▶ _To be done_
Report how many lines below contain the word "dewpoint", and give only that number.

::: Given data

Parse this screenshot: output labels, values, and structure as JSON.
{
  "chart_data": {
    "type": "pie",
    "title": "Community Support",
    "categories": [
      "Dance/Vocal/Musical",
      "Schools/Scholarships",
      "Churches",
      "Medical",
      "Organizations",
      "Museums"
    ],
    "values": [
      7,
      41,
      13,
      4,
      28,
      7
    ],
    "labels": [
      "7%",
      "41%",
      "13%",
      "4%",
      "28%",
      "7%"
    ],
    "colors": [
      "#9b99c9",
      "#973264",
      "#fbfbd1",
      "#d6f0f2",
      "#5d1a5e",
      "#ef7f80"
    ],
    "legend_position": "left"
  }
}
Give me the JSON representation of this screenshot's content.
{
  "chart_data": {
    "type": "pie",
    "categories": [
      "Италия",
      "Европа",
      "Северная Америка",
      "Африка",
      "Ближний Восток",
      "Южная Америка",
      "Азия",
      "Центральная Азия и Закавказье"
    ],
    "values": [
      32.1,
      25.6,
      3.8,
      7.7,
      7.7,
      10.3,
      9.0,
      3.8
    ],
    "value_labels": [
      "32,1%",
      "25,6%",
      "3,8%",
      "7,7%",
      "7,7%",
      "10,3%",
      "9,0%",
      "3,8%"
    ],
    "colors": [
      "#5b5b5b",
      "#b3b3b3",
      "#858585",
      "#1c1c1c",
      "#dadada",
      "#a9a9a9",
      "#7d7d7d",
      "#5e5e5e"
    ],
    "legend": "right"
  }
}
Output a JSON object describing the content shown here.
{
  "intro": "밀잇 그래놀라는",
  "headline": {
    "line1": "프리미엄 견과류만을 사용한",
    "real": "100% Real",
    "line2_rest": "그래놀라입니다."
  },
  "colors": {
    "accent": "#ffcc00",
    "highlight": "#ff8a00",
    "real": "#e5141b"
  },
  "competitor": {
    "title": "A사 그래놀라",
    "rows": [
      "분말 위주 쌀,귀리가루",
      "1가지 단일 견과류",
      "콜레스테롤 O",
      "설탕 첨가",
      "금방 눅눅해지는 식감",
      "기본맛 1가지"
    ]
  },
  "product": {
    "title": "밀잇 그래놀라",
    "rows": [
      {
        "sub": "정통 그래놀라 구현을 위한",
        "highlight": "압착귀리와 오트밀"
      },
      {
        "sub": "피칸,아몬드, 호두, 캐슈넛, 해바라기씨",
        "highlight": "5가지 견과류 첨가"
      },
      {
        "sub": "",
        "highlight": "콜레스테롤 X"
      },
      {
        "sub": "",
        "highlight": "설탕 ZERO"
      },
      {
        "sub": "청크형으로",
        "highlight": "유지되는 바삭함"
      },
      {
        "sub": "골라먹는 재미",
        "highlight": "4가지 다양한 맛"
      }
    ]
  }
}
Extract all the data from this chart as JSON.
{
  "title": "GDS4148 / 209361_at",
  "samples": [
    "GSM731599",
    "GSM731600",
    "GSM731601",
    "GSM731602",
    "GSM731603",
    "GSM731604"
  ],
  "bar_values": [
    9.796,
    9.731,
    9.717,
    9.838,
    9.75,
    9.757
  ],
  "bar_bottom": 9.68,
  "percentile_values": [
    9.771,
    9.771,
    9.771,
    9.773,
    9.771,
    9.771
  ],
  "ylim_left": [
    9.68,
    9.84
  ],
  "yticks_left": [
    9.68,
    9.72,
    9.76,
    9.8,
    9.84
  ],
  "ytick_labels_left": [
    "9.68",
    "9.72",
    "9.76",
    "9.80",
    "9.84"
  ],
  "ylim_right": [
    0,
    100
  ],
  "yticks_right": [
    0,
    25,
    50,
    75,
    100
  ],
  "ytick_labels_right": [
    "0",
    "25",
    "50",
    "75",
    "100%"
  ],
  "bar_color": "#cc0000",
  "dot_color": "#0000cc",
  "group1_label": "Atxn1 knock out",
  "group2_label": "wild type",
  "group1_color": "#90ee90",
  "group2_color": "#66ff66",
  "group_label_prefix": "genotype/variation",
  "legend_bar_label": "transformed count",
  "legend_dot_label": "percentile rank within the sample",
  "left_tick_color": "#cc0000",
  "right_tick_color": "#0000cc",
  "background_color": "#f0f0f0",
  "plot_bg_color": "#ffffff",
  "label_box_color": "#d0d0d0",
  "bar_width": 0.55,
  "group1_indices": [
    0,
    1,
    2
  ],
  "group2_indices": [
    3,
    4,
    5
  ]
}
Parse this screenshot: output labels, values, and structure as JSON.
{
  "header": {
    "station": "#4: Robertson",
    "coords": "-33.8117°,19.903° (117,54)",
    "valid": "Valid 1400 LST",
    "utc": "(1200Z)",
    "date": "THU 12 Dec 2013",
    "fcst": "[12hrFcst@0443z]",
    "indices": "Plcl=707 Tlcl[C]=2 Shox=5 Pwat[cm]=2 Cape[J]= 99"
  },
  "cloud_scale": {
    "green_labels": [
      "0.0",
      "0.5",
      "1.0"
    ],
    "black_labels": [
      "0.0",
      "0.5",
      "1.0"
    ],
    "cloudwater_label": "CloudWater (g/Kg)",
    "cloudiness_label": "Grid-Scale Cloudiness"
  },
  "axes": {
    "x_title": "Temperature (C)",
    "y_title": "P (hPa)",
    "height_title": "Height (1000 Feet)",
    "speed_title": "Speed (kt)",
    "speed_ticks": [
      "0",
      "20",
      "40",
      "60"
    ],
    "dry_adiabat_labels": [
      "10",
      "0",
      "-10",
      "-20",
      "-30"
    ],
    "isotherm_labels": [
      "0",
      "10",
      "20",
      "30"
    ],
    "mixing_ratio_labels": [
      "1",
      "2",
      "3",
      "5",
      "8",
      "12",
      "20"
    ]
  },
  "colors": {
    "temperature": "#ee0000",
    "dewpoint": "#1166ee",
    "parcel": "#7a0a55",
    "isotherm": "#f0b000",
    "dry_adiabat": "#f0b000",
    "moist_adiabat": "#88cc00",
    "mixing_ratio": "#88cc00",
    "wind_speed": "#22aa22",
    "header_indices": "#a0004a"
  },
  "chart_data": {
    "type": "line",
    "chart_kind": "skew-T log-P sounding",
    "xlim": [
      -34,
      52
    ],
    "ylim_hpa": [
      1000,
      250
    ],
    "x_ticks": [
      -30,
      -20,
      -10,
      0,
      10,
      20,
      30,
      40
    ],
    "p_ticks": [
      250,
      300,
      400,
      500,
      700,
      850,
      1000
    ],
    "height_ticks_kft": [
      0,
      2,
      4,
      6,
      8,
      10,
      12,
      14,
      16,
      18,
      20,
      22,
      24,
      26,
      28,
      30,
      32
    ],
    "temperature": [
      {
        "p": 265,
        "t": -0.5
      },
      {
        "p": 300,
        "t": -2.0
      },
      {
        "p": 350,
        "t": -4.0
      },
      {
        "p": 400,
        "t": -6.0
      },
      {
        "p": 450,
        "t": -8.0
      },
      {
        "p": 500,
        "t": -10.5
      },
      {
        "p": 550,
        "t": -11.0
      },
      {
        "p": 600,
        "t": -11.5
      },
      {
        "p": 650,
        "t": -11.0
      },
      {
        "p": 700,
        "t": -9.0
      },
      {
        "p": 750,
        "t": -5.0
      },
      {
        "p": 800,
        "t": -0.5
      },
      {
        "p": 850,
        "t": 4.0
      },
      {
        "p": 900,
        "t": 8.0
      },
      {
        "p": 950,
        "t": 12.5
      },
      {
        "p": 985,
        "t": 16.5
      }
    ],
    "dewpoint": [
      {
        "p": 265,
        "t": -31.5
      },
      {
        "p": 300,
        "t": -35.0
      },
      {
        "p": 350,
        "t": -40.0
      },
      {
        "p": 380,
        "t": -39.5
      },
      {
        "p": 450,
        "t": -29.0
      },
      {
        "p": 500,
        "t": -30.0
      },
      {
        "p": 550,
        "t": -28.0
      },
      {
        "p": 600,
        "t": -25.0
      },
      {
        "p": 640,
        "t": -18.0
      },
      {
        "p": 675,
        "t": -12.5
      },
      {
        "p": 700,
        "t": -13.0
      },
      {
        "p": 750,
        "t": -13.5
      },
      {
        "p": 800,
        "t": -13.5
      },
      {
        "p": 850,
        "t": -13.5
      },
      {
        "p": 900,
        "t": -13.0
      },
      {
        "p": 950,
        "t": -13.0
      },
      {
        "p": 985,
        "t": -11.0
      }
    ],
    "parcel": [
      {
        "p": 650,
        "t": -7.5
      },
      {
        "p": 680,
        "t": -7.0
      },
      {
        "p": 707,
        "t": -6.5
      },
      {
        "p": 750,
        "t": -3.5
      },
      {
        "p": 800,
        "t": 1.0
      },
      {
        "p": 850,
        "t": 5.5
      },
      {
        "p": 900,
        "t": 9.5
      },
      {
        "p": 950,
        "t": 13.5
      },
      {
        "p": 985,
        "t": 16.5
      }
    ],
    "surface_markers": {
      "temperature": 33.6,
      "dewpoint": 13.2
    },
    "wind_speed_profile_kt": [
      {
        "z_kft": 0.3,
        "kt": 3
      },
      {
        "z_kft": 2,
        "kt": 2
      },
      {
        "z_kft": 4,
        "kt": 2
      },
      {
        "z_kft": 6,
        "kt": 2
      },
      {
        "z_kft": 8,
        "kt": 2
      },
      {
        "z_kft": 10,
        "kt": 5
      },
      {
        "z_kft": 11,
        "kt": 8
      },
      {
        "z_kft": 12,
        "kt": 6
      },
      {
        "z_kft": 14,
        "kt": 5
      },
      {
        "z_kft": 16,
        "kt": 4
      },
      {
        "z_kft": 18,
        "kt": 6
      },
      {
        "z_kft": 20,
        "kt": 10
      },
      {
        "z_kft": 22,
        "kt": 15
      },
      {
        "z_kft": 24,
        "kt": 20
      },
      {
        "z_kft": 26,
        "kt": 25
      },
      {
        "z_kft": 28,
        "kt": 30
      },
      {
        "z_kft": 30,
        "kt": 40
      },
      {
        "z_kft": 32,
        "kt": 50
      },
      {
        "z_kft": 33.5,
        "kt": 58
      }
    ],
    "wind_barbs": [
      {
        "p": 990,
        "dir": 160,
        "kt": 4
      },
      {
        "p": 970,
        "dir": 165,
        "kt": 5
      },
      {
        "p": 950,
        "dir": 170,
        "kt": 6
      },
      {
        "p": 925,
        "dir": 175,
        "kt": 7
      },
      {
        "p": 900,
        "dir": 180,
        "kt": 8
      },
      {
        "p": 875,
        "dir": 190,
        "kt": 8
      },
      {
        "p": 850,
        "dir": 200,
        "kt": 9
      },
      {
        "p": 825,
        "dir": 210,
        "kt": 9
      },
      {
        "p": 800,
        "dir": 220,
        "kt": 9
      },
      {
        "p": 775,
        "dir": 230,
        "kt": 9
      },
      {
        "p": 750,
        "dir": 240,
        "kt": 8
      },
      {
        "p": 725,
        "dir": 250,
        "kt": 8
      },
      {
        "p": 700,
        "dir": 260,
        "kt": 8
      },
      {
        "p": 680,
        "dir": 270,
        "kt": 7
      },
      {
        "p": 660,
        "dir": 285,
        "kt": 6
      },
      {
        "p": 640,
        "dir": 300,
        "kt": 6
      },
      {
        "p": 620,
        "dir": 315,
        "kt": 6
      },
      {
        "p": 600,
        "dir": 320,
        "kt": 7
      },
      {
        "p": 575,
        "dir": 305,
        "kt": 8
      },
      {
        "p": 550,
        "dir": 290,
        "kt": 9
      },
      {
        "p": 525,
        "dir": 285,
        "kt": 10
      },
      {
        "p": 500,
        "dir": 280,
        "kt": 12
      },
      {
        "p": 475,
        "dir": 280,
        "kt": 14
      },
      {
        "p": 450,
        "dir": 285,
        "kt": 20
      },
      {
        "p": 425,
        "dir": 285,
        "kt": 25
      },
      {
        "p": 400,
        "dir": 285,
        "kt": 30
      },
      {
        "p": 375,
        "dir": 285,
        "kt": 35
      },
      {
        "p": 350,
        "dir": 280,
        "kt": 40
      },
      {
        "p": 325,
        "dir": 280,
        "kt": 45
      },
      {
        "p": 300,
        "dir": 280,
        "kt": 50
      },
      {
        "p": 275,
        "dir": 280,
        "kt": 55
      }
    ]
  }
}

::::::

▶ _In response_
3